* Stated problem:
Each record is to be transcribed exactly.

* Material:
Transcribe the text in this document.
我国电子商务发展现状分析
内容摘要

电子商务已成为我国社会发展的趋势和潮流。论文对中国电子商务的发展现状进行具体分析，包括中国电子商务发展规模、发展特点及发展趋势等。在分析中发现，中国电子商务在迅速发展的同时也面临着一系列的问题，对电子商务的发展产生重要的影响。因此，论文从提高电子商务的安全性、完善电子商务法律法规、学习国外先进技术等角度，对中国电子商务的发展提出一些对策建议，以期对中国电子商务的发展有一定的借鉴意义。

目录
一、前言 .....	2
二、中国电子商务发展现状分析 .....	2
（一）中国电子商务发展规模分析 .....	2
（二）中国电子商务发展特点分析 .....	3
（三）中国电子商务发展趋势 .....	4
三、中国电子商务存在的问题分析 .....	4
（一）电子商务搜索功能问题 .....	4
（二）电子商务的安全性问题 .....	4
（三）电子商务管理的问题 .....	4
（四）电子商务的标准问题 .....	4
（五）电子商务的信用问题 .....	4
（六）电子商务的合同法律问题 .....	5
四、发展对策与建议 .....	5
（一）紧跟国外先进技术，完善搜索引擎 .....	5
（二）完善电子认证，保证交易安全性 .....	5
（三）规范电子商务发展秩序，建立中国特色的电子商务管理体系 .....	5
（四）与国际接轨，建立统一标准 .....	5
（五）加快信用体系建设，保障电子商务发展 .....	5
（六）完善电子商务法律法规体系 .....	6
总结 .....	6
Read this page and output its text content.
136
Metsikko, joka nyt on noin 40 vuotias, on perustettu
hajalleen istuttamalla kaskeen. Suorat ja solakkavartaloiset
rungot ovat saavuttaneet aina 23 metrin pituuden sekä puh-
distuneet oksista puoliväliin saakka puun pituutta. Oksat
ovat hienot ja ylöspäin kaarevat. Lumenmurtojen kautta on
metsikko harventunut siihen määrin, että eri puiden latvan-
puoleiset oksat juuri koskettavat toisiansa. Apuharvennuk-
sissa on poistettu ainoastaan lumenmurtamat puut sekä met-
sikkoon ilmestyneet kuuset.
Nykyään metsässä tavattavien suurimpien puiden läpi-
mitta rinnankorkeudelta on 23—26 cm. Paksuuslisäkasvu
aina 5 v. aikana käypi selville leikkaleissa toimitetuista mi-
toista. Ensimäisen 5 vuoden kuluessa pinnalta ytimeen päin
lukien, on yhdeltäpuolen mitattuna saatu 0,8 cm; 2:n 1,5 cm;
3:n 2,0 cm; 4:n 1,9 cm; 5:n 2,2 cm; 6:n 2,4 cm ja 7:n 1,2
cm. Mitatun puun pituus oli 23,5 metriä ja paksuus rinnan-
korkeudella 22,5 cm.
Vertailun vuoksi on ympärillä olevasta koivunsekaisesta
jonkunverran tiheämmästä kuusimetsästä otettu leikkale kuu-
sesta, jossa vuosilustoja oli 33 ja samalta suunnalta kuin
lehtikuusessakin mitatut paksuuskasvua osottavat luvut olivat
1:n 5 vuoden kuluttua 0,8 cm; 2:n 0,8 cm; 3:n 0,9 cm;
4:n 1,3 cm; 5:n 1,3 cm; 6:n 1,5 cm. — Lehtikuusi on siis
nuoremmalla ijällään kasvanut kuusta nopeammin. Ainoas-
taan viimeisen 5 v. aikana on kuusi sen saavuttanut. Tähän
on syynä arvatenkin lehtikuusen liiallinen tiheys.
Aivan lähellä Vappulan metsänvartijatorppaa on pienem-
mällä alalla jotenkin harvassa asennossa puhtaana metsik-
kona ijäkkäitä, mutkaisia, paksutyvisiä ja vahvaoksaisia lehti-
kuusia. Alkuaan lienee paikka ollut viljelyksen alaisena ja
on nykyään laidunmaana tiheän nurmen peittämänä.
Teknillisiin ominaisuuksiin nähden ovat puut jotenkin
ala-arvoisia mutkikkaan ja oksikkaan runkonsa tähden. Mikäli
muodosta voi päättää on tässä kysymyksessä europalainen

* The result:
Transcribe the text in this document.
我国电子商务发展现状分析
内容摘要

电子商务已成为我国社会发展的趋势和潮流。论文对中国电子商务的发展现状进行具体分析，包括中国电子商务发展规模、发展特点及发展趋势等。在分析中发现，中国电子商务在迅速发展的同时也面临着一系列的问题，对电子商务的发展产生重要的影响。因此，论文从提高电子商务的安全性、完善电子商务法律法规、学习国外先进技术等角度，对中国电子商务的发展提出一些对策建议，以期对中国电子商务的发展有一定的借鉴意义。

目录
一、前言 .....	2
二、中国电子商务发展现状分析 .....	2
（一）中国电子商务发展规模分析 .....	2
（二）中国电子商务发展特点分析 .....	3
（三）中国电子商务发展趋势 .....	4
三、中国电子商务存在的问题分析 .....	4
（一）电子商务搜索功能问题 .....	4
（二）电子商务的安全性问题 .....	4
（三）电子商务管理的问题 .....	4
（四）电子商务的标准问题 .....	4
（五）电子商务的信用问题 .....	4
（六）电子商务的合同法律问题 .....	5
四、发展对策与建议 .....	5
（一）紧跟国外先进技术，完善搜索引擎 .....	5
（二）完善电子认证，保证交易安全性 .....	5
（三）规范电子商务发展秩序，建立中国特色的电子商务管理体系 .....	5
（四）与国际接轨，建立统一标准 .....	5
（五）加快信用体系建设，保障电子商务发展 .....	5
（六）完善电子商务法律法规体系 .....	6
总结 .....	6
Read this page and output its text content.
136
Metsikko, joka nyt on noin 40 vuotias, on perustettu
hajalleen istuttamalla kaskeen. Suorat ja solakkavartaloiset
rungot ovat saavuttaneet aina 23 metrin pituuden sekä puh-
distuneet oksista puoliväliin saakka puun pituutta. Oksat
ovat hienot ja ylöspäin kaarevat. Lumenmurtojen kautta on
metsikko harventunut siihen määrin, että eri puiden latvan-
puoleiset oksat juuri koskettavat toisiansa. Apuharvennuk-
sissa on poistettu ainoastaan lumenmurtamat puut sekä met-
sikkoon ilmestyneet kuuset.
Nykyään metsässä tavattavien suurimpien puiden läpi-
mitta rinnankorkeudelta on 23—26 cm. Paksuuslisäkasvu
aina 5 v. aikana käypi selville leikkaleissa toimitetuista mi-
toista. Ensimäisen 5 vuoden kuluessa pinnalta ytimeen päin
lukien, on yhdeltäpuolen mitattuna saatu 0,8 cm; 2:n 1,5 cm;
3:n 2,0 cm; 4:n 1,9 cm; 5:n 2,2 cm; 6:n 2,4 cm ja 7:n 1,2
cm. Mitatun puun pituus oli 23,5 metriä ja paksuus rinnan-
korkeudella 22,5 cm.
Vertailun vuoksi on ympärillä olevasta koivunsekaisesta
jonkunverran tiheämmästä kuusimetsästä otettu leikkale kuu-
sesta, jossa vuosilustoja oli 33 ja samalta suunnalta kuin
lehtikuusessakin mitatut paksuuskasvua osottavat luvut olivat
1:n 5 vuoden kuluttua 0,8 cm; 2:n 0,8 cm; 3:n 0,9 cm;
4:n 1,3 cm; 5:n 1,3 cm; 6:n 1,5 cm. — Lehtikuusi on siis
nuoremmalla ijällään kasvanut kuusta nopeammin. Ainoas-
taan viimeisen 5 v. aikana on kuusi sen saavuttanut. Tähän
on syynä arvatenkin lehtikuusen liiallinen tiheys.
Aivan lähellä Vappulan metsänvartijatorppaa on pienem-
mällä alalla jotenkin harvassa asennossa puhtaana metsik-
kona ijäkkäitä, mutkaisia, paksutyvisiä ja vahvaoksaisia lehti-
kuusia. Alkuaan lienee paikka ollut viljelyksen alaisena ja
on nykyään laidunmaana tiheän nurmen peittämänä.
Teknillisiin ominaisuuksiin nähden ovat puut jotenkin
ala-arvoisia mutkikkaan ja oksikkaan runkonsa tähden. Mikäli
muodosta voi päättää on tässä kysymyksessä europalainen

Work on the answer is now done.